• _Article_
==========
|Picture format||480i (SDTV)|
|Headquarters||Irondale, Alabama, United States|
|EWTN Radio Network||EWTN.com station list|
|Shortwave radio||EWTN.com frequency list|
|Dish Network||Channel 261|
|Sky Angel||Channel 143|
|Sky Digital UK||Channel 589|
|SKY Italia||Channel 965|
|Galaxy 17||Transponder 11, 3920Mhz - QPSK Digital Multiple Channels|
|Galaxy 15||Transponder 11, Analog Master Feed|
|Available on many cable systems||Check local listings for channels|
|Sirius Satellite Radio||Channel 160|
|Verizon FIOS||Channel 285|
The Eternal Word Television Network, or EWTN, is a United States-based broadcasting network that carries Roman Catholic-themed programming. The programs include a daily Mass from its Birmingham, Alabama monastery and studios, talk shows such as EWTN Live and Sunday Night Live, Daily Rosary, Benediction, doctrinal instruction programs, entertainment/variety shows, children's programming, live coverage of world Roman Catholic events such as bishops' conferences and papal travels, music shows and youth programming. It is an independent charitable organization based in Irondale, Alabama, USA. The network has trustees but does not have shareholders or owners. It is also a member of the World Catholic Association for Communication, or SIGNIS.
==========
• _Provided data_
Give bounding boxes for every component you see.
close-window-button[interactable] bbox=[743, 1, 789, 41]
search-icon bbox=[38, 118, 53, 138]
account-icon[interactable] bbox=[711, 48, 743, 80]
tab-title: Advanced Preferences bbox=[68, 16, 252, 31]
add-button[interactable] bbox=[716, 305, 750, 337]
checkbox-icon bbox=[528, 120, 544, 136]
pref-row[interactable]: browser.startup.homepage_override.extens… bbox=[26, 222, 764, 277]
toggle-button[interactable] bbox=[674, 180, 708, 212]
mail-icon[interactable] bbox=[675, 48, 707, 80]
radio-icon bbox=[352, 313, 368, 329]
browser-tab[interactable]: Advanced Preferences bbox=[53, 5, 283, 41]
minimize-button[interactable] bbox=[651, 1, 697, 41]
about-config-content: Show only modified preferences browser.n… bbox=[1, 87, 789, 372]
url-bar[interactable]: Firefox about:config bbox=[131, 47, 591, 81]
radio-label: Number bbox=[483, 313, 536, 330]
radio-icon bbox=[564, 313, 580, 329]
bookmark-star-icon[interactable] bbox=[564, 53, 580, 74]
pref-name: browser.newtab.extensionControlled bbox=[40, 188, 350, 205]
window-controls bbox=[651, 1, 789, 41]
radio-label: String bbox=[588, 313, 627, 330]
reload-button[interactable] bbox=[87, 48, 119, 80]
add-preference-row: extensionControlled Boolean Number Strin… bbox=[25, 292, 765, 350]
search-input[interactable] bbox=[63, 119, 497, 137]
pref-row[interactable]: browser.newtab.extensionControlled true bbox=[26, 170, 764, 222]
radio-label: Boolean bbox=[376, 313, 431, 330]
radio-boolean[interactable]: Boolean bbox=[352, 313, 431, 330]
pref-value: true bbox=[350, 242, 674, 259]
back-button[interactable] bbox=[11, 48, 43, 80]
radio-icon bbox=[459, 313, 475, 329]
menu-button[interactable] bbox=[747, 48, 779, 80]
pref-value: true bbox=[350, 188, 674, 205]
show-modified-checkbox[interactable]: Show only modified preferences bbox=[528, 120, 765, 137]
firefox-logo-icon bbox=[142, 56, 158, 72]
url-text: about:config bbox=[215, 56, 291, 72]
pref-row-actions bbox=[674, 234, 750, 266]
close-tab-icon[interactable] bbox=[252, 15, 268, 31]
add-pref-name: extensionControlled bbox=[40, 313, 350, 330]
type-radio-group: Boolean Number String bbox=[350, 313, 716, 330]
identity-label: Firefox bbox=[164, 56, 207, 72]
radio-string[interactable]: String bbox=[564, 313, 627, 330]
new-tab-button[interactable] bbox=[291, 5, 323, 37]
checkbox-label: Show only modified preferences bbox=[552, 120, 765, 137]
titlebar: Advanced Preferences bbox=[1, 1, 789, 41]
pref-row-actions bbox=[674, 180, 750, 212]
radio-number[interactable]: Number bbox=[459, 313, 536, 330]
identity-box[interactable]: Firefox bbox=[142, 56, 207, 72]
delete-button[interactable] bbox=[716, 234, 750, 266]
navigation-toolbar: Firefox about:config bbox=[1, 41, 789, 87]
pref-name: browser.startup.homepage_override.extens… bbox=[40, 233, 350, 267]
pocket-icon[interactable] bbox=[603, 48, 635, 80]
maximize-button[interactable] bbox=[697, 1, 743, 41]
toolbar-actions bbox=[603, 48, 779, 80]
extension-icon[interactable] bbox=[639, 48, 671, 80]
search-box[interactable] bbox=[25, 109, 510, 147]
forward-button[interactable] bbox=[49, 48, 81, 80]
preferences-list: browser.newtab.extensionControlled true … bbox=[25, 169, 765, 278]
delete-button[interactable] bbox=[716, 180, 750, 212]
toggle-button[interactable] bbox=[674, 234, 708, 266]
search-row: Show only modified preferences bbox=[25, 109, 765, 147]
==========
• _Prompt 1_
According to the EWTN article, which association for communication is the network a member of?
• _Prompt 2_
Please repeat the stretch of rows from the start of the rows through the line containing "tab-title: Advanced Preferences".

• _Correct output 1_
The World Catholic Association for Communication, or SIGNIS.

• _Correct output 2_
Give bounding boxes for every component you see.
close-window-button[interactable] bbox=[743, 1, 789, 41]
search-icon bbox=[38, 118, 53, 138]
account-icon[interactable] bbox=[711, 48, 743, 80]
tab-title: Advanced Preferences bbox=[68, 16, 252, 31]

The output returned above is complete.